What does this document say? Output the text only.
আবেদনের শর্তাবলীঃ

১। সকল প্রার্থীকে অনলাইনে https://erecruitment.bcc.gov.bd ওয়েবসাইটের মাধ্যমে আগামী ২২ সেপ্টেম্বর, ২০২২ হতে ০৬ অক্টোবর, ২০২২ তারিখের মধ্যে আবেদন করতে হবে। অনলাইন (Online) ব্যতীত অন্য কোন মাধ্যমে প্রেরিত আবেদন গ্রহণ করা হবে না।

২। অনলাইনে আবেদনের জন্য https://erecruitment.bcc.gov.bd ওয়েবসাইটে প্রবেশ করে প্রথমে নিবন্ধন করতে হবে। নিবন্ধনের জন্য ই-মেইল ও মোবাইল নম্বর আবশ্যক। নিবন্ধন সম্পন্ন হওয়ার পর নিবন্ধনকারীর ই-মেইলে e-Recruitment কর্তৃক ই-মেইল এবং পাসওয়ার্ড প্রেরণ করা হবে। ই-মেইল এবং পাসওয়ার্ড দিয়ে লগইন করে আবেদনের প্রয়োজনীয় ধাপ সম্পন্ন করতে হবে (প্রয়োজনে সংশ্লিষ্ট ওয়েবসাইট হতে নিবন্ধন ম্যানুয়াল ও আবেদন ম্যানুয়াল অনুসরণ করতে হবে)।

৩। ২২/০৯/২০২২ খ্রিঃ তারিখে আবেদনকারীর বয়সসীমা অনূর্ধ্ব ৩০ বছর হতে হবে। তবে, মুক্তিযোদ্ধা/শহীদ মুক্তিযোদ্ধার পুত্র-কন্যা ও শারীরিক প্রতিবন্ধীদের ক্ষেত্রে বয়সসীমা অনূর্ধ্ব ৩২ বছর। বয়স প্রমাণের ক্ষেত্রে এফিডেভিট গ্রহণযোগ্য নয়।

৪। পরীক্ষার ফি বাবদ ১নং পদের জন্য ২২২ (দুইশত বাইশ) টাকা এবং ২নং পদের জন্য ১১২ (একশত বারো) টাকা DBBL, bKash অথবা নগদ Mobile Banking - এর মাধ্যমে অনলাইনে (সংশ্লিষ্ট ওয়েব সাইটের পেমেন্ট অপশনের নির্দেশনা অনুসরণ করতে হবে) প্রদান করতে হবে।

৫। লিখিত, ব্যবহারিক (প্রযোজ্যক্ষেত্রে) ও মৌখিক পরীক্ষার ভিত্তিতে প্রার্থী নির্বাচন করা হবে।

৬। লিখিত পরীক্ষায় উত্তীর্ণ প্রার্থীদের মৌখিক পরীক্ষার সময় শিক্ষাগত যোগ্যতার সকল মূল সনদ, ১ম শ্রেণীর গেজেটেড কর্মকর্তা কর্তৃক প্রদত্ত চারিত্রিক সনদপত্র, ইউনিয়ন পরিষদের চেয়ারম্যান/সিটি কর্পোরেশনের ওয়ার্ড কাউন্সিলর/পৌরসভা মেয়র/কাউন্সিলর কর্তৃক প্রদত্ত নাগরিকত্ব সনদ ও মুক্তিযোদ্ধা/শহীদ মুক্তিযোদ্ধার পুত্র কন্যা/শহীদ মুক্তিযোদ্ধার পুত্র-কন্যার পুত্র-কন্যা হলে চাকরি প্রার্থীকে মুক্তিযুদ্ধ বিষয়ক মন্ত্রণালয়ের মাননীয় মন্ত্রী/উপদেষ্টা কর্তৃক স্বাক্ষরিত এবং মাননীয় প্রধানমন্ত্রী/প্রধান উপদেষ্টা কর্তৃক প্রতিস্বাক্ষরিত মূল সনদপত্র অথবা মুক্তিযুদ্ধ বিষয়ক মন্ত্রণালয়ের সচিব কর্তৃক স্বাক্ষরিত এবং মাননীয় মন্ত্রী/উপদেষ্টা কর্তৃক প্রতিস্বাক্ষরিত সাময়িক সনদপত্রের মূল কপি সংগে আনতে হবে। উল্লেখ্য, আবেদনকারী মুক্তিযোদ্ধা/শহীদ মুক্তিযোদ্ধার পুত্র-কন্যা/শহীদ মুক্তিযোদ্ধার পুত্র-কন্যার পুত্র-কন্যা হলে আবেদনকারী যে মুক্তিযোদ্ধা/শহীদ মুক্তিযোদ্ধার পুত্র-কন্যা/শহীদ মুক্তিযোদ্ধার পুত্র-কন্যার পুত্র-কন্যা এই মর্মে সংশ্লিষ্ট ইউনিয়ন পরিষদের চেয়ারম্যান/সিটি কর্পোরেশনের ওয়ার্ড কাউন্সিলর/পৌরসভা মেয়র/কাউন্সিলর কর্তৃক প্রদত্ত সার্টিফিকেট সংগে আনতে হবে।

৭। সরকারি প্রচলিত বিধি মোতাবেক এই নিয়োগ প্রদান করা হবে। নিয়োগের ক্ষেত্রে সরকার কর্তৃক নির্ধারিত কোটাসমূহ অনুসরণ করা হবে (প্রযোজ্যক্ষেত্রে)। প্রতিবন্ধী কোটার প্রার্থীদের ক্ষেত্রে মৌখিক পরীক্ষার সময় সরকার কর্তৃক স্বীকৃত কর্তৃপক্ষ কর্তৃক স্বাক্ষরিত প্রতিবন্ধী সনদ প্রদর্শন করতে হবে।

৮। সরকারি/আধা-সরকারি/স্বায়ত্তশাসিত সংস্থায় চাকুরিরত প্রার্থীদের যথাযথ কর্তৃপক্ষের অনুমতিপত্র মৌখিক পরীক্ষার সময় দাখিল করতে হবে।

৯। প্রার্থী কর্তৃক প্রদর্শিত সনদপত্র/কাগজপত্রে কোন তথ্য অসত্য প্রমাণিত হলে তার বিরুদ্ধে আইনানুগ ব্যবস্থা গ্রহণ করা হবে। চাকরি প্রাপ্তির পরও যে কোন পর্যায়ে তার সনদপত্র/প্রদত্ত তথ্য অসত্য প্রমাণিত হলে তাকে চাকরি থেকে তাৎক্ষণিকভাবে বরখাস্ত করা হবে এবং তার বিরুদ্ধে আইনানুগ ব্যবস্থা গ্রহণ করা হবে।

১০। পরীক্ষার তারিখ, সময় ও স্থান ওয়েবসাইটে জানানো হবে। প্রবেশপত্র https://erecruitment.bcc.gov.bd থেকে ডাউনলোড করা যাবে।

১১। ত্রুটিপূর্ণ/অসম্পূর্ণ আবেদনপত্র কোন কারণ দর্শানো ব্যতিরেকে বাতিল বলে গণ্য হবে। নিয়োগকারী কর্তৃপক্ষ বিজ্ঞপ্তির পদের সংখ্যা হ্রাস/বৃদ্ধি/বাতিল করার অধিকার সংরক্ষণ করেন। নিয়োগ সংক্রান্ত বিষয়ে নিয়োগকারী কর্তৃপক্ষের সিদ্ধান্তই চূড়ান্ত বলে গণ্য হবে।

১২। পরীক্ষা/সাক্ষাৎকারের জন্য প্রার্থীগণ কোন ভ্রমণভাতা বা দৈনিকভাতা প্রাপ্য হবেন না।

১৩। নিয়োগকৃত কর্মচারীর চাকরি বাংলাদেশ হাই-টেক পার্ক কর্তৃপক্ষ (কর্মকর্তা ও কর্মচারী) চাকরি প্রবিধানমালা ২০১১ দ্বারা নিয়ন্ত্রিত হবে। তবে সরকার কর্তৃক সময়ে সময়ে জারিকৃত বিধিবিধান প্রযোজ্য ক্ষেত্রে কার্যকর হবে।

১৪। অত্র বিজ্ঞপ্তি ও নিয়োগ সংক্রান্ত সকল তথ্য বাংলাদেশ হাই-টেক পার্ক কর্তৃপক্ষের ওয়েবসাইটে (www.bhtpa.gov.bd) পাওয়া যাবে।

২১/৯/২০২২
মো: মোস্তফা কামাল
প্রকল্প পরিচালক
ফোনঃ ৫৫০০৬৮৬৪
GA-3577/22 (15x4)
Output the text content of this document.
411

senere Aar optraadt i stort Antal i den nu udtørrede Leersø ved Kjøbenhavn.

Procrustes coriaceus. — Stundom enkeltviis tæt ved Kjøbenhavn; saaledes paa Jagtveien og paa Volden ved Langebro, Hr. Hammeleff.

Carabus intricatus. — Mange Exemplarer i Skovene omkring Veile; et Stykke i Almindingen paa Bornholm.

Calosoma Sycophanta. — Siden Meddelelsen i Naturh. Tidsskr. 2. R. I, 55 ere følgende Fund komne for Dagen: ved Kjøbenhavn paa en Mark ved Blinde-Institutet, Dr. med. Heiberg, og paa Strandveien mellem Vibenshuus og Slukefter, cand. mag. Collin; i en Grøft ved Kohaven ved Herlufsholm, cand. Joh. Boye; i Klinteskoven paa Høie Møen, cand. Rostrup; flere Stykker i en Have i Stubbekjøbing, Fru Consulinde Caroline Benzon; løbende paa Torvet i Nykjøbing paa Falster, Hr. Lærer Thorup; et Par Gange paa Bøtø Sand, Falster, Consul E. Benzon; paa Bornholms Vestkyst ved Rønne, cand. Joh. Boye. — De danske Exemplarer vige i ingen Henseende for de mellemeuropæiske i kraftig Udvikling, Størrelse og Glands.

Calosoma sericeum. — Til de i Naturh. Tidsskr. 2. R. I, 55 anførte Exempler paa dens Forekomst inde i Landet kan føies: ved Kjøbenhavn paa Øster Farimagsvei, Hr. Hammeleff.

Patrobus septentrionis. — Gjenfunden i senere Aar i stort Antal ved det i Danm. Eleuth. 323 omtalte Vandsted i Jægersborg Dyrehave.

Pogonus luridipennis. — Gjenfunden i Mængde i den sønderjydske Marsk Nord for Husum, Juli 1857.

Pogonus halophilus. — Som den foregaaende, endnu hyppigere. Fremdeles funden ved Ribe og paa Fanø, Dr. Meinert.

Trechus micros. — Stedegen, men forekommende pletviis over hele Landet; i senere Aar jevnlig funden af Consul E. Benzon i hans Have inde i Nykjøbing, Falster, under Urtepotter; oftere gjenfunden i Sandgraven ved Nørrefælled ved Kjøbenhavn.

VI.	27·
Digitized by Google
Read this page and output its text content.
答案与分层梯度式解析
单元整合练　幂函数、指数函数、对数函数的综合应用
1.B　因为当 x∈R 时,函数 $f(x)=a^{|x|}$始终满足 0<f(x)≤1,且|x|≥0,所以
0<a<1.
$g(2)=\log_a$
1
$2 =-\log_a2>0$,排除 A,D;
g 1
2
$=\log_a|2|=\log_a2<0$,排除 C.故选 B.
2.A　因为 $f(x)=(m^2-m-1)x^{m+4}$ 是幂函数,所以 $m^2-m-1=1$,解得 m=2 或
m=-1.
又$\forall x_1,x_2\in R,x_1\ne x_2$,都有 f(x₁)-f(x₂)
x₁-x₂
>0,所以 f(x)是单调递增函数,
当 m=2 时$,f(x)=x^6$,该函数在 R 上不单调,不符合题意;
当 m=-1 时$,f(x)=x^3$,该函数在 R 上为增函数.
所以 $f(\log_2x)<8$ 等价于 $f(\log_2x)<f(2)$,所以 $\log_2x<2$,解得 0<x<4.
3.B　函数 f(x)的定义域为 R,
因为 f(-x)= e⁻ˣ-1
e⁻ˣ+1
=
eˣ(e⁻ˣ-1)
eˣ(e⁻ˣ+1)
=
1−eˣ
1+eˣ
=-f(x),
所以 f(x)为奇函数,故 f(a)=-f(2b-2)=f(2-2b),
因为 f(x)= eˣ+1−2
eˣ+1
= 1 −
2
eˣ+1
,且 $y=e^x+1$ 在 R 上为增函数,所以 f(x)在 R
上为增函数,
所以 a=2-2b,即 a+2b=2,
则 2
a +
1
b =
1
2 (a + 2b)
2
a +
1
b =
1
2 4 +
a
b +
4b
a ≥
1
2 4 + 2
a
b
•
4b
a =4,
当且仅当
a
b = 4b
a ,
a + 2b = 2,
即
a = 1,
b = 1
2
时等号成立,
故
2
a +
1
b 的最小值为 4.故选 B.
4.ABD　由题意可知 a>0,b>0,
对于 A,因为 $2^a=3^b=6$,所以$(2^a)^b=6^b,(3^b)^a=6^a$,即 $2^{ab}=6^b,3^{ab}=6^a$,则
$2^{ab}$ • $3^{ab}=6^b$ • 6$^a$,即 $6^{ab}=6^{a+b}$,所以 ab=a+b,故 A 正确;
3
════════
● **YOUR INSTRUCTIONS**
All lines from the one containing "Read this page and output its text content." through the end of the records, both ends included, are to be quoted exactly; please add nothing else.

● **ANSWER TO THE PROBLEM**
Read this page and output its text content.
答案与分层梯度式解析
单元整合练　幂函数、指数函数、对数函数的综合应用
1.B　因为当 x∈R 时,函数 $f(x)=a^{|x|}$始终满足 0<f(x)≤1,且|x|≥0,所以
0<a<1.
$g(2)=\log_a$
1
$2 =-\log_a2>0$,排除 A,D;
g 1
2
$=\log_a|2|=\log_a2<0$,排除 C.故选 B.
2.A　因为 $f(x)=(m^2-m-1)x^{m+4}$ 是幂函数,所以 $m^2-m-1=1$,解得 m=2 或
m=-1.
又$\forall x_1,x_2\in R,x_1\ne x_2$,都有 f(x₁)-f(x₂)
x₁-x₂
>0,所以 f(x)是单调递增函数,
当 m=2 时$,f(x)=x^6$,该函数在 R 上不单调,不符合题意;
当 m=-1 时$,f(x)=x^3$,该函数在 R 上为增函数.
所以 $f(\log_2x)<8$ 等价于 $f(\log_2x)<f(2)$,所以 $\log_2x<2$,解得 0<x<4.
3.B　函数 f(x)的定义域为 R,
因为 f(-x)= e⁻ˣ-1
e⁻ˣ+1
=
eˣ(e⁻ˣ-1)
eˣ(e⁻ˣ+1)
=
1−eˣ
1+eˣ
=-f(x),
所以 f(x)为奇函数,故 f(a)=-f(2b-2)=f(2-2b),
因为 f(x)= eˣ+1−2
eˣ+1
= 1 −
2
eˣ+1
,且 $y=e^x+1$ 在 R 上为增函数,所以 f(x)在 R
上为增函数,
所以 a=2-2b,即 a+2b=2,
则 2
a +
1
b =
1
2 (a + 2b)
2
a +
1
b =
1
2 4 +
a
b +
4b
a ≥
1
2 4 + 2
a
b
•
4b
a =4,
当且仅当
a
b = 4b
a ,
a + 2b = 2,
即
a = 1,
b = 1
2
时等号成立,
故
2
a +
1
b 的最小值为 4.故选 B.
4.ABD　由题意可知 a>0,b>0,
对于 A,因为 $2^a=3^b=6$,所以$(2^a)^b=6^b,(3^b)^a=6^a$,即 $2^{ab}=6^b,3^{ab}=6^a$,则
$2^{ab}$ • $3^{ab}=6^b$ • 6$^a$,即 $6^{ab}=6^{a+b}$,所以 ab=a+b,故 A 正确;
3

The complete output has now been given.